— begin —

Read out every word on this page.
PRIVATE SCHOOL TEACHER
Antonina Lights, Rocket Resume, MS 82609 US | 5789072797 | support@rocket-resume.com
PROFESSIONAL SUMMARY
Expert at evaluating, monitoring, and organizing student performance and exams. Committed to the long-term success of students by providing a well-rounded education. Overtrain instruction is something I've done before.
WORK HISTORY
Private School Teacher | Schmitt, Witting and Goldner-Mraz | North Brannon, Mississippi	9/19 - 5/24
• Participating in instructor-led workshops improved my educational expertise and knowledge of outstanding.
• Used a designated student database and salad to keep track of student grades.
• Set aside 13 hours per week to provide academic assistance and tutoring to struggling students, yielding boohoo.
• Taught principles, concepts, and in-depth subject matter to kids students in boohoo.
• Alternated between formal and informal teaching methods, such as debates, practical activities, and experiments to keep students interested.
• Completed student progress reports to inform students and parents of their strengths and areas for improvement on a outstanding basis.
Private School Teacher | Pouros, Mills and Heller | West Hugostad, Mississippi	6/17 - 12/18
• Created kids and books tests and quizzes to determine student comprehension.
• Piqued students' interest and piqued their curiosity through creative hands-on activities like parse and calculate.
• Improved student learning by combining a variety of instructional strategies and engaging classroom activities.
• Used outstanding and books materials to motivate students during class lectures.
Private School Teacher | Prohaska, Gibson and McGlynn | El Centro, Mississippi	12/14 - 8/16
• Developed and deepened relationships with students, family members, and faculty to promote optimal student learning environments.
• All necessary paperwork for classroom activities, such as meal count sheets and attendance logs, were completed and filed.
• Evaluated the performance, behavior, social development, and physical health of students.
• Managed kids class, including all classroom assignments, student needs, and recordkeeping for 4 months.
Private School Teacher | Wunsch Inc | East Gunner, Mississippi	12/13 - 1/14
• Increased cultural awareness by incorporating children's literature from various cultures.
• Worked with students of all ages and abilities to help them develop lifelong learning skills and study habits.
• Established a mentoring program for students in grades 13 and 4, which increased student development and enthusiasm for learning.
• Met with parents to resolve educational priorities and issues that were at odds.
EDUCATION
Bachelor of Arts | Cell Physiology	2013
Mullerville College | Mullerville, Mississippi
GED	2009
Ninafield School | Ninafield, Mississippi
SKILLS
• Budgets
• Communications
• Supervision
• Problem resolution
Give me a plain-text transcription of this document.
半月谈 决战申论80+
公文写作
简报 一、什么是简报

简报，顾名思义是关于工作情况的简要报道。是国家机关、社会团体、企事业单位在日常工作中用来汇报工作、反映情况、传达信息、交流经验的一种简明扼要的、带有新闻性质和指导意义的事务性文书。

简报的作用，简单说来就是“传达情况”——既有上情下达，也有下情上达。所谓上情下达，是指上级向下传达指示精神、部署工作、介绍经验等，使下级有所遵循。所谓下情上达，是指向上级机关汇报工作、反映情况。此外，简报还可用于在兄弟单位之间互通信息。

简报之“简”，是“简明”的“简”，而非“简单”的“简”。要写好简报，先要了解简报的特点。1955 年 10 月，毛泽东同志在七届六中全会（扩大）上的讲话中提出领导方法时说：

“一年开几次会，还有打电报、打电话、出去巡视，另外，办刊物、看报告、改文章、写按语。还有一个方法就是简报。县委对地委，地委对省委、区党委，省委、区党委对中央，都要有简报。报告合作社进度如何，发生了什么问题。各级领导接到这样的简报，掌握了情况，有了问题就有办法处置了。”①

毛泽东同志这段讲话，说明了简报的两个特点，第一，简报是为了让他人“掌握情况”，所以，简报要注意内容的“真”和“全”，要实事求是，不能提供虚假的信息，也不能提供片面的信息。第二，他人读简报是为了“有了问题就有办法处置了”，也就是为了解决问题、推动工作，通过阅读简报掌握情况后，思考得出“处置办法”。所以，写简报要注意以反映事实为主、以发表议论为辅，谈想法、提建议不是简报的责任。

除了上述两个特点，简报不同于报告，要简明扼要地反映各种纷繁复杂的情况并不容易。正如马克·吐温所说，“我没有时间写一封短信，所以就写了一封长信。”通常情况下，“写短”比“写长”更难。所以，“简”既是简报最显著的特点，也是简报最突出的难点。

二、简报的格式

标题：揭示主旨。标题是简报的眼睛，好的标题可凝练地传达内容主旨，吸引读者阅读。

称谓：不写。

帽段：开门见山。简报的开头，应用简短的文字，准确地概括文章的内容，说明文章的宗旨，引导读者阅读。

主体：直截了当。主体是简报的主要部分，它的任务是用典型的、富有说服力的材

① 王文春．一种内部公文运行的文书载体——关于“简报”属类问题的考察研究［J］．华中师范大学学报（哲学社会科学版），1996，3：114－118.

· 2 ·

— end —

What you will do →
The data above must be returned in full, exactly as written.

Final result →
Read out every word on this page.
PRIVATE SCHOOL TEACHER
Antonina Lights, Rocket Resume, MS 82609 US | 5789072797 | support@rocket-resume.com
PROFESSIONAL SUMMARY
Expert at evaluating, monitoring, and organizing student performance and exams. Committed to the long-term success of students by providing a well-rounded education. Overtrain instruction is something I've done before.
WORK HISTORY
Private School Teacher | Schmitt, Witting and Goldner-Mraz | North Brannon, Mississippi	9/19 - 5/24
• Participating in instructor-led workshops improved my educational expertise and knowledge of outstanding.
• Used a designated student database and salad to keep track of student grades.
• Set aside 13 hours per week to provide academic assistance and tutoring to struggling students, yielding boohoo.
• Taught principles, concepts, and in-depth subject matter to kids students in boohoo.
• Alternated between formal and informal teaching methods, such as debates, practical activities, and experiments to keep students interested.
• Completed student progress reports to inform students and parents of their strengths and areas for improvement on a outstanding basis.
Private School Teacher | Pouros, Mills and Heller | West Hugostad, Mississippi	6/17 - 12/18
• Created kids and books tests and quizzes to determine student comprehension.
• Piqued students' interest and piqued their curiosity through creative hands-on activities like parse and calculate.
• Improved student learning by combining a variety of instructional strategies and engaging classroom activities.
• Used outstanding and books materials to motivate students during class lectures.
Private School Teacher | Prohaska, Gibson and McGlynn | El Centro, Mississippi	12/14 - 8/16
• Developed and deepened relationships with students, family members, and faculty to promote optimal student learning environments.
• All necessary paperwork for classroom activities, such as meal count sheets and attendance logs, were completed and filed.
• Evaluated the performance, behavior, social development, and physical health of students.
• Managed kids class, including all classroom assignments, student needs, and recordkeeping for 4 months.
Private School Teacher | Wunsch Inc | East Gunner, Mississippi	12/13 - 1/14
• Increased cultural awareness by incorporating children's literature from various cultures.
• Worked with students of all ages and abilities to help them develop lifelong learning skills and study habits.
• Established a mentoring program for students in grades 13 and 4, which increased student development and enthusiasm for learning.
• Met with parents to resolve educational priorities and issues that were at odds.
EDUCATION
Bachelor of Arts | Cell Physiology	2013
Mullerville College | Mullerville, Mississippi
GED	2009
Ninafield School | Ninafield, Mississippi
SKILLS
• Budgets
• Communications
• Supervision
• Problem resolution
Give me a plain-text transcription of this document.
半月谈 决战申论80+
公文写作
简报 一、什么是简报

简报，顾名思义是关于工作情况的简要报道。是国家机关、社会团体、企事业单位在日常工作中用来汇报工作、反映情况、传达信息、交流经验的一种简明扼要的、带有新闻性质和指导意义的事务性文书。

简报的作用，简单说来就是“传达情况”——既有上情下达，也有下情上达。所谓上情下达，是指上级向下传达指示精神、部署工作、介绍经验等，使下级有所遵循。所谓下情上达，是指向上级机关汇报工作、反映情况。此外，简报还可用于在兄弟单位之间互通信息。

简报之“简”，是“简明”的“简”，而非“简单”的“简”。要写好简报，先要了解简报的特点。1955 年 10 月，毛泽东同志在七届六中全会（扩大）上的讲话中提出领导方法时说：

“一年开几次会，还有打电报、打电话、出去巡视，另外，办刊物、看报告、改文章、写按语。还有一个方法就是简报。县委对地委，地委对省委、区党委，省委、区党委对中央，都要有简报。报告合作社进度如何，发生了什么问题。各级领导接到这样的简报，掌握了情况，有了问题就有办法处置了。”①

毛泽东同志这段讲话，说明了简报的两个特点，第一，简报是为了让他人“掌握情况”，所以，简报要注意内容的“真”和“全”，要实事求是，不能提供虚假的信息，也不能提供片面的信息。第二，他人读简报是为了“有了问题就有办法处置了”，也就是为了解决问题、推动工作，通过阅读简报掌握情况后，思考得出“处置办法”。所以，写简报要注意以反映事实为主、以发表议论为辅，谈想法、提建议不是简报的责任。

除了上述两个特点，简报不同于报告，要简明扼要地反映各种纷繁复杂的情况并不容易。正如马克·吐温所说，“我没有时间写一封短信，所以就写了一封长信。”通常情况下，“写短”比“写长”更难。所以，“简”既是简报最显著的特点，也是简报最突出的难点。

二、简报的格式

标题：揭示主旨。标题是简报的眼睛，好的标题可凝练地传达内容主旨，吸引读者阅读。

称谓：不写。

帽段：开门见山。简报的开头，应用简短的文字，准确地概括文章的内容，说明文章的宗旨，引导读者阅读。

主体：直截了当。主体是简报的主要部分，它的任务是用典型的、富有说服力的材

① 王文春．一种内部公文运行的文书载体——关于“简报”属类问题的考察研究［J］．华中师范大学学报（哲学社会科学版），1996，3：114－118.

· 2 ·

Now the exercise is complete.